# Supplied text:
-=-=-=-=-
But the flagship title that has consumed more resources than anything else was Defiance, which required 150 employees for the game and another 150 on the TV show. If you count contractors and outsourced workers, another 100 contributed to the game.

defiance 4“We wanted to create something big enough where we didn’t have compromises,” Beliaeff said. “Or at least not fatal compromises,” Stern said.

“Which is better?” Beliaeff asked. “I’m not binary. I like both linear and interactive entertainment. There are different audiences and they complement each other,: said Mark Stern (pictured right), president of SyFy, a property of NBC Universal.

“We’re not binary when it comes to entertainment,” Beliaeff said. “We have touch-points. We don’t care how you get into Defiance, through the TV show or the game. We just want you in Defiance.”

Stern said that the companies found each other while Trion, which was just a year old at the time, was raising a round of funding from media partners. NBC Universal invested in that round. The idea of doing a transmedia property with a game and TV show combined came up. Stern’s team sent a bunch of scripts, some of which became good TV shows later.

But Beliaeff said that the scripts for the TV shows were too thin. They could work for a half hour of entertainment, but Trion needed a deep and complex story that could last for hundreds of hours.

They came up with separate territories for the show and game. The show is set in St. Louis, where political intrigue is the norm. The game is set in San Francisco, where combat is the reality. The story of the science fiction show is really more like a Western. The locations are close enough that a player can talk about hearing something that happened in St. Louis without having to go there on a daily basis.

“I didn’t want gamers running through my town with guns, shooting up the place,” Stern said.

defiance 2Players will encounter a “changed Earth,” where aliens fleeing their own planet have crash-landed on humanity’s home. Their terraforming equipment has hit Earth and caused a lot of destruction. But the aliens, who are split among seven factions, also brought with them a new resource, Gulanite, that different parties will fight to control in a kind of gold rush. The game has a lot of “fast, kinetic action,” Beliaeff said.
-=-=-=-=-
# Available data:
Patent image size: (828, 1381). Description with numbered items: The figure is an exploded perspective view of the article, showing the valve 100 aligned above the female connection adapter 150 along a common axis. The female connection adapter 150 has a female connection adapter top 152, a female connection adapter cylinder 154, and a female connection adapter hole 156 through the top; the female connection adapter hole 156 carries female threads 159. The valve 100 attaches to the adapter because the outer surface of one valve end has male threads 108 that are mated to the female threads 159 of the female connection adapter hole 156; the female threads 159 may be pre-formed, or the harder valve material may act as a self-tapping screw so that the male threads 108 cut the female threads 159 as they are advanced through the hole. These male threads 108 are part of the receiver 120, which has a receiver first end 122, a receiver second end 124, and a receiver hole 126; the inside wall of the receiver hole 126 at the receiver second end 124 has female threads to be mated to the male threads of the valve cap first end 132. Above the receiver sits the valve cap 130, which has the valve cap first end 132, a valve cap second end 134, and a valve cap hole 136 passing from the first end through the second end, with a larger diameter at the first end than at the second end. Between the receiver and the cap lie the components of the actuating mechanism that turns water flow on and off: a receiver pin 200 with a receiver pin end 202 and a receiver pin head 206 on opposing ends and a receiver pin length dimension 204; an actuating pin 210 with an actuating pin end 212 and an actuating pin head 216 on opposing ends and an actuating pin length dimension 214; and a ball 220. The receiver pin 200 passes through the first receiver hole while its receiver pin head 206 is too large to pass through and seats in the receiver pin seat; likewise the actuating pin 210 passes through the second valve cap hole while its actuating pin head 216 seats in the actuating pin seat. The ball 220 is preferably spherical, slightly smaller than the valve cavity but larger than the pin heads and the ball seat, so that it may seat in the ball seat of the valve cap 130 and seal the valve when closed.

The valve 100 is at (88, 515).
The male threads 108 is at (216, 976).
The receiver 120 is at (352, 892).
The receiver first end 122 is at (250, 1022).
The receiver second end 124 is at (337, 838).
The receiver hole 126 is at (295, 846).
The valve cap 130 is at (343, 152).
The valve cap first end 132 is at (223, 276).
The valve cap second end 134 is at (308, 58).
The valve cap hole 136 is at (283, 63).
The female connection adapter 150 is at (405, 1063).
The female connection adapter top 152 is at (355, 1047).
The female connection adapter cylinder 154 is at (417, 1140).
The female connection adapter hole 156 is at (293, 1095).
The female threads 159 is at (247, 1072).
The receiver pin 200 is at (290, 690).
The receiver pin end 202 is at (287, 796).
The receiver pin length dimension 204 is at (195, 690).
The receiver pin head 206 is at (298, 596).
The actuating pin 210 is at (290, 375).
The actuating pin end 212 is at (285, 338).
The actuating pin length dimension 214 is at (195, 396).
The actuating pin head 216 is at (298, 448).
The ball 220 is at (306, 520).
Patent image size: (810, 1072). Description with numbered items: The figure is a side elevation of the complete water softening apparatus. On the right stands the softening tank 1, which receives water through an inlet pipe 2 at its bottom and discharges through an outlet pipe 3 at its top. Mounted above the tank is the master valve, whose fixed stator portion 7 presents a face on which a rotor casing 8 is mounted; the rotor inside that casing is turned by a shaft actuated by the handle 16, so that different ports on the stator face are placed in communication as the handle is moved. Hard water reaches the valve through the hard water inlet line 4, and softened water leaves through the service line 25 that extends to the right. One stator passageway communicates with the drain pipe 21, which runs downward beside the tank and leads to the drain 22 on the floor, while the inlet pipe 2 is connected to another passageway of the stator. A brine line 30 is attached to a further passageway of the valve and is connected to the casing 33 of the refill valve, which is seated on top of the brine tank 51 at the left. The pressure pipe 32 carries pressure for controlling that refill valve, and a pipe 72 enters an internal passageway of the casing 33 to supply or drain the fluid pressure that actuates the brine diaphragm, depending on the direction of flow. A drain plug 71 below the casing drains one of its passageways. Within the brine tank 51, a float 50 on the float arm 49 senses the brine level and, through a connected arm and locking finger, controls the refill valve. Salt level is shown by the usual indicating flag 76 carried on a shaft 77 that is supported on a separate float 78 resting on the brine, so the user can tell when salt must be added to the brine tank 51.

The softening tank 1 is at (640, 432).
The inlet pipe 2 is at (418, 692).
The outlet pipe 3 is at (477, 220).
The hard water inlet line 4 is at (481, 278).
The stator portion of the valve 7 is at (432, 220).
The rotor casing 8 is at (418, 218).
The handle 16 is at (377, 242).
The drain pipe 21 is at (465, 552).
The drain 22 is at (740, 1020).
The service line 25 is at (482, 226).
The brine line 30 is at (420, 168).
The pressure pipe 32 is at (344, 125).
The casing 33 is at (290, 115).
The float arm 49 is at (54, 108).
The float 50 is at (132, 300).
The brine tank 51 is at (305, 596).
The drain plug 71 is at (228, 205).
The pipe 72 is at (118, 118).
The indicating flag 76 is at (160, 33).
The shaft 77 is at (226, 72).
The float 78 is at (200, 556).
-=-=-=-=-
# Requirement 1:
Copy the Defiance article between "They came up" and "a daily basis.", inclusive, replacing "San Francisco" with "Seattle".
# Requirement 2:
Write the next part of the Defiance article, picking up after its last sentence.

# Task response 1:
They came up with separate territories for the show and game. The show is set in St. Louis, where political intrigue is the norm. The game is set in Seattle, where combat is the reality. The story of the science fiction show is really more like a Western. The locations are close enough that a player can talk about hearing something that happened in St. Louis without having to go there on a daily basis.

# Task response 2:
Stern said the “terrifying” part was that his TV show team had to agree to a story and characters in the game so early, since Trion’s team had to spend several years creating an enormous amount of animated content. At one point, a proposed alien race eventually became a rock, the Gulanite resource. Still, Stern said it was difficult for the TV show crew to approve characters and a story three years before they started shooting.

“There were times when Nick and I had to get in there and pull people apart and pour cold water on them,” said Stern.

Beliaeff said the game will feature thousands of players at once, often teaming up to deal with events where they have to take care of various alien threats. Sometimes, “arc falls,” or big pieces of the alien ship, crash down to Earth. This creates a battle for the resources in the wreckage. The more players play together, the better the loot when they achieve their goal. That encourages teamwork.

Right now, the TV episodes are edited and are in the home stretch, Stern said. The game is in its “mastering stage,” Beliaeff said.

Soon, advertising will be everywhere. NBC has made Defiance one of its advertising priorities for the full year, with the full assets of the company promoting the TV show and the game, which will ship on the PC, PlayStation 3 and Xbox 360.

“The whole company is going to promote Defiance,” Beliaeff said. Products have been placed in both media. For instance, Dodge has its Challenger vehicles in the game, and Chargers in the TV show. Preorders have begun. And Stern said that the TV show team is working on Season 2.

Asked what he learned from the process and from shipping Rift, Beliaeff said, “We have learned to be responsive to what the players want. When we ship this game, it won’t be done. We will run it as a service.”

Beliaeff said that April is looking like a great release window for the game. When Take-Two Interactive announced it would delay Rockstar Games’ Grand Theft Auto V to September, Beliaeff said, “There was much rejoicing.” And Beliaeff said the team is starting to think about, “What do we do next?”